Every record should be written out exactly, with the pictures left out.

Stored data
<<<<

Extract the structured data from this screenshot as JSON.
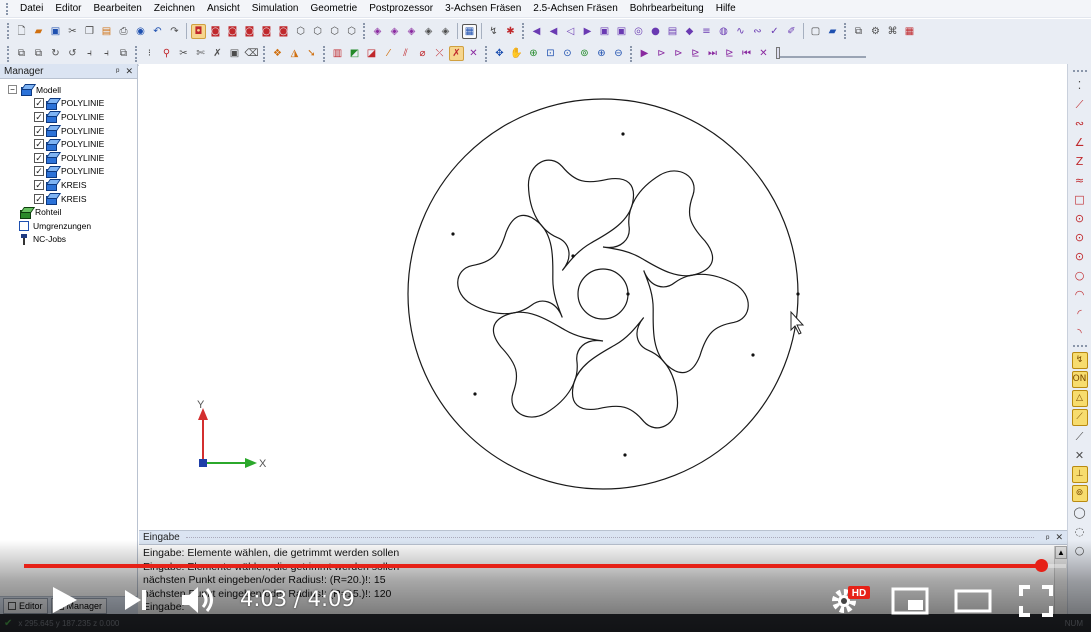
{
  "menu": {
    "items": [
      "Datei",
      "Editor",
      "Bearbeiten",
      "Zeichnen",
      "Ansicht",
      "Simulation",
      "Geometrie",
      "Postprozessor",
      "3-Achsen Fräsen",
      "2.5-Achsen Fräsen",
      "Bohrbearbeitung",
      "Hilfe"
    ]
  },
  "manager": {
    "title": "Manager",
    "pin": "ᵖ",
    "close": "✕",
    "tree": {
      "root": "Modell",
      "children": [
        "POLYLINIE",
        "POLYLINIE",
        "POLYLINIE",
        "POLYLINIE",
        "POLYLINIE",
        "POLYLINIE",
        "KREIS",
        "KREIS"
      ],
      "rohteil": "Rohteil",
      "umgrenzungen": "Umgrenzungen",
      "ncjobs": "NC-Jobs"
    },
    "tabs": [
      "Editor",
      "Manager"
    ]
  },
  "canvas": {
    "axis_x_label": "X",
    "axis_y_label": "Y"
  },
  "eingabe": {
    "title": "Eingabe",
    "lines": [
      "Eingabe: Elemente wählen, die getrimmt werden sollen",
      "Eingabe: Elemente wählen, die getrimmt werden sollen",
      "nächsten Punkt eingeben/oder Radius!: (R=20.)!: 15",
      "nächsten Punkt eingeben/oder Radius!: (R=15.)!: 120",
      "Eingabe:"
    ]
  },
  "statusbar": {
    "coords": "x 295.645   y 187.235   z 0.000",
    "mode": "NUM"
  },
  "video": {
    "time": "4:03 / 4:09",
    "progress": 0.976,
    "hd_badge": "HD",
    "accent": "#e62117"
  }
}
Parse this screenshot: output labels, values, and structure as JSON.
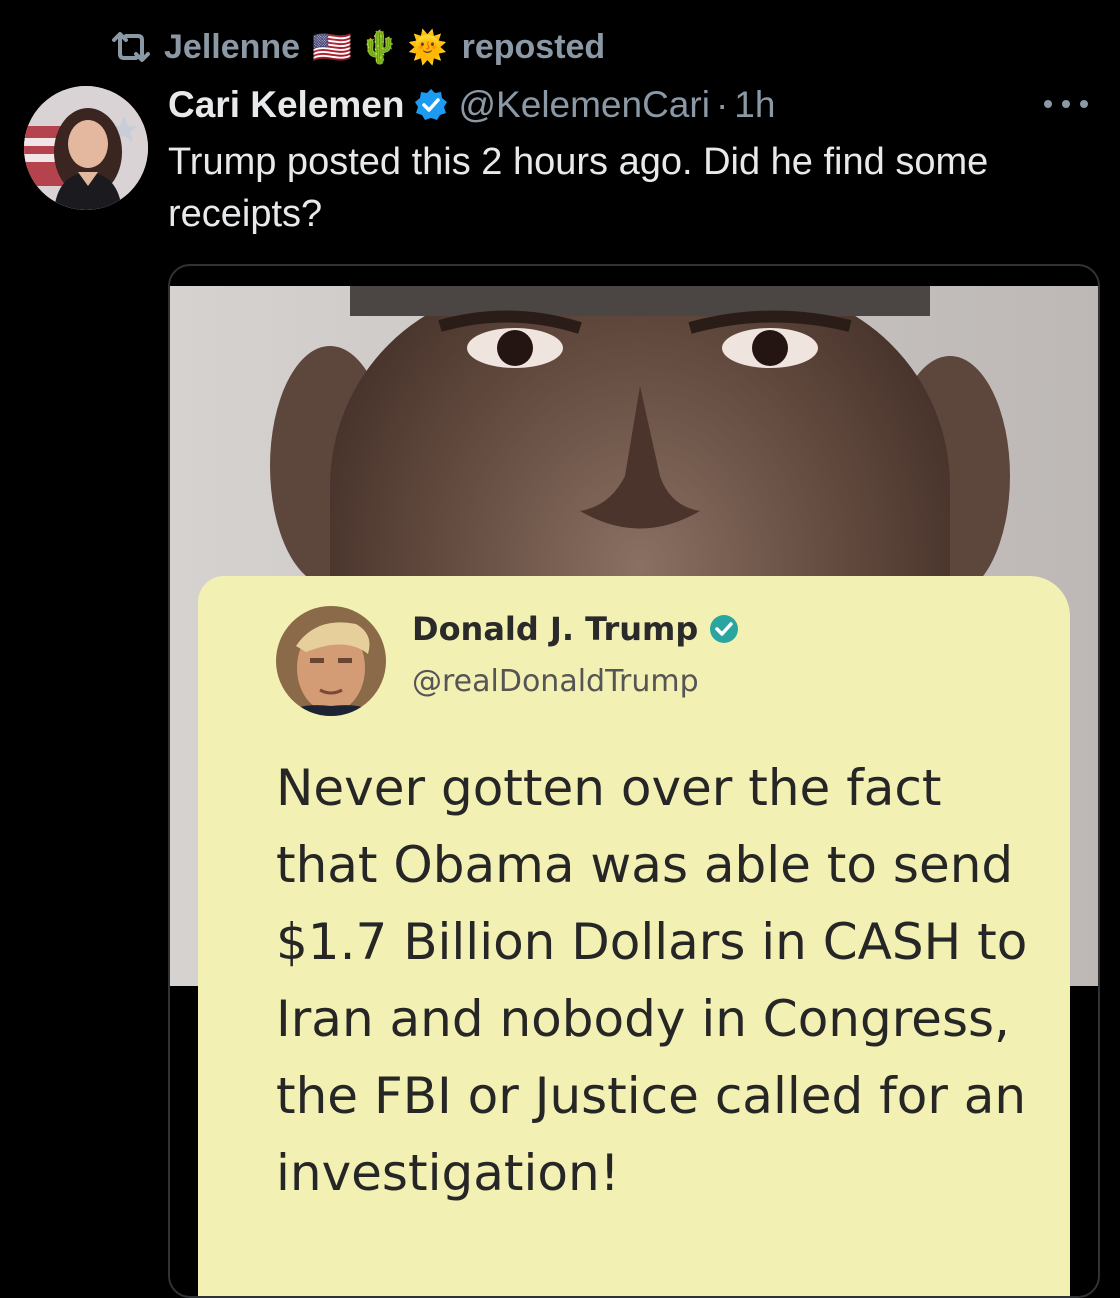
{
  "repost": {
    "icon": "retweet-icon",
    "name": "Jellenne",
    "emojis": [
      "🇺🇸",
      "🌵",
      "🌞"
    ],
    "label": "reposted"
  },
  "post": {
    "author": {
      "display_name": "Cari Kelemen",
      "verified": true,
      "handle": "@KelemenCari",
      "separator": "·",
      "time": "1h"
    },
    "text": "Trump posted this 2 hours ago. Did he find some receipts?",
    "media": {
      "embedded_tweet": {
        "display_name": "Donald J. Trump",
        "handle": "@realDonaldTrump",
        "verified": true,
        "text": "Never gotten over the fact that Obama was able to send $1.7 Billion Dollars in CASH to Iran and nobody in Congress, the FBI or Justice called for an investigation!"
      }
    }
  },
  "colors": {
    "background": "#000000",
    "text_primary": "#e7e9ea",
    "text_secondary": "#8b98a5",
    "verified_blue": "#1d9bf0",
    "note_background": "#f3f0b3",
    "trump_verified": "#2aa5a0"
  }
}
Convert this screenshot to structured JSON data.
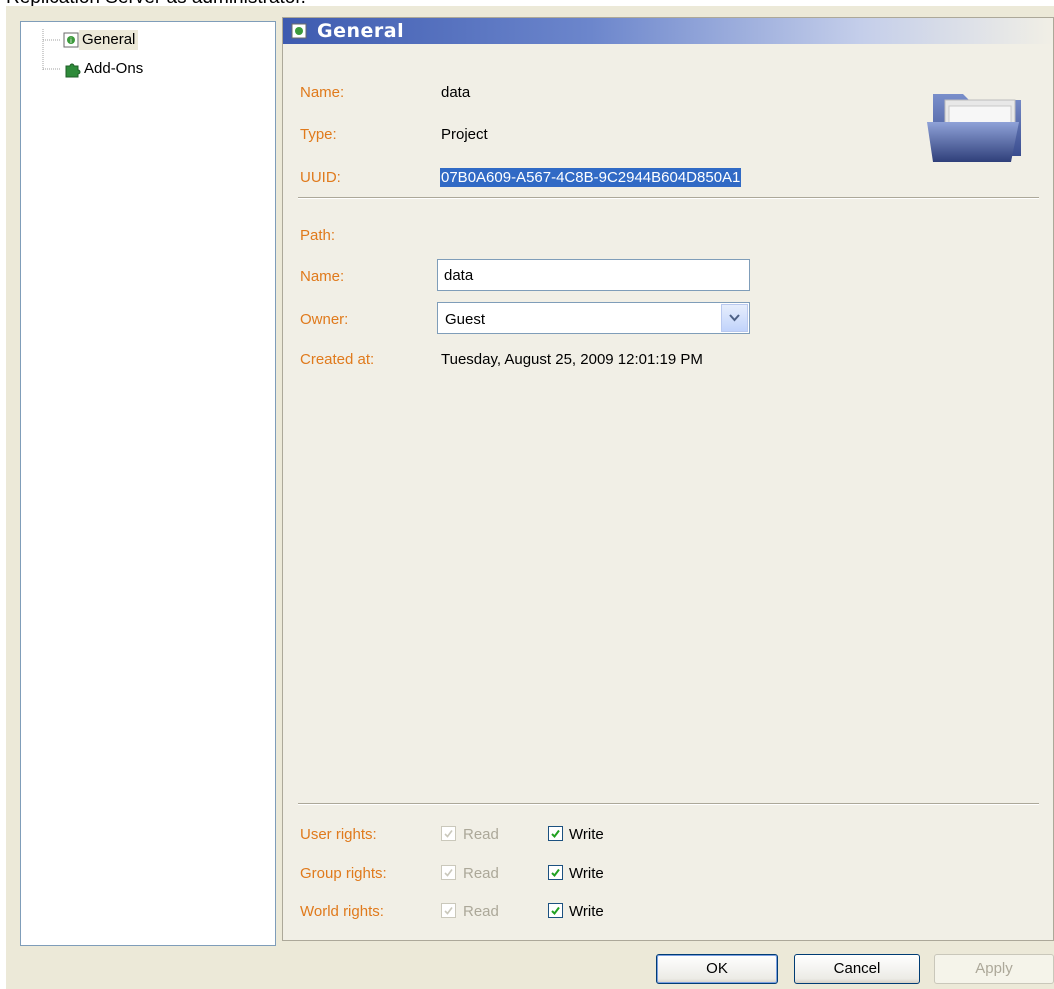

>>>>

RESPONSE TO THIS TASK>
Extract the structured data from this screenshot as JSON.
{
  "menu": {
    "items": [
      "Datei",
      "Editor",
      "Bearbeiten",
      "Zeichnen",
      "Ansicht",
      "Simulation",
      "Geometrie",
      "Postprozessor",
      "3-Achsen Fräsen",
      "2.5-Achsen Fräsen",
      "Bohrbearbeitung",
      "Hilfe"
    ]
  },
  "manager": {
    "title": "Manager",
    "pin": "ᵖ",
    "close": "✕",
    "tree": {
      "root": "Modell",
      "children": [
        "POLYLINIE",
        "POLYLINIE",
        "POLYLINIE",
        "POLYLINIE",
        "POLYLINIE",
        "POLYLINIE",
        "KREIS",
        "KREIS"
      ],
      "rohteil": "Rohteil",
      "umgrenzungen": "Umgrenzungen",
      "ncjobs": "NC-Jobs"
    },
    "tabs": [
      "Editor",
      "Manager"
    ]
  },
  "canvas": {
    "axis_x_label": "X",
    "axis_y_label": "Y"
  },
  "eingabe": {
    "title": "Eingabe",
    "lines": [
      "Eingabe: Elemente wählen, die getrimmt werden sollen",
      "Eingabe: Elemente wählen, die getrimmt werden sollen",
      "nächsten Punkt eingeben/oder Radius!: (R=20.)!: 15",
      "nächsten Punkt eingeben/oder Radius!: (R=15.)!: 120",
      "Eingabe:"
    ]
  },
  "statusbar": {
    "coords": "x 295.645   y 187.235   z 0.000",
    "mode": "NUM"
  },
  "video": {
    "time": "4:03 / 4:09",
    "progress": 0.976,
    "hd_badge": "HD",
    "accent": "#e62117"
  }
}
Parse this screenshot: output labels, values, and structure as JSON.
{
  "repost": {
    "icon": "retweet-icon",
    "name": "Jellenne",
    "emojis": [
      "🇺🇸",
      "🌵",
      "🌞"
    ],
    "label": "reposted"
  },
  "post": {
    "author": {
      "display_name": "Cari Kelemen",
      "verified": true,
      "handle": "@KelemenCari",
      "separator": "·",
      "time": "1h"
    },
    "text": "Trump posted this 2 hours ago. Did he find some receipts?",
    "media": {
      "embedded_tweet": {
        "display_name": "Donald J. Trump",
        "handle": "@realDonaldTrump",
        "verified": true,
        "text": "Never gotten over the fact that Obama was able to send $1.7 Billion Dollars in CASH to Iran and nobody in Congress, the FBI or Justice called for an investigation!"
      }
    }
  },
  "colors": {
    "background": "#000000",
    "text_primary": "#e7e9ea",
    "text_secondary": "#8b98a5",
    "verified_blue": "#1d9bf0",
    "note_background": "#f3f0b3",
    "trump_verified": "#2aa5a0"
  }
}
Convert this screenshot to structured JSON data.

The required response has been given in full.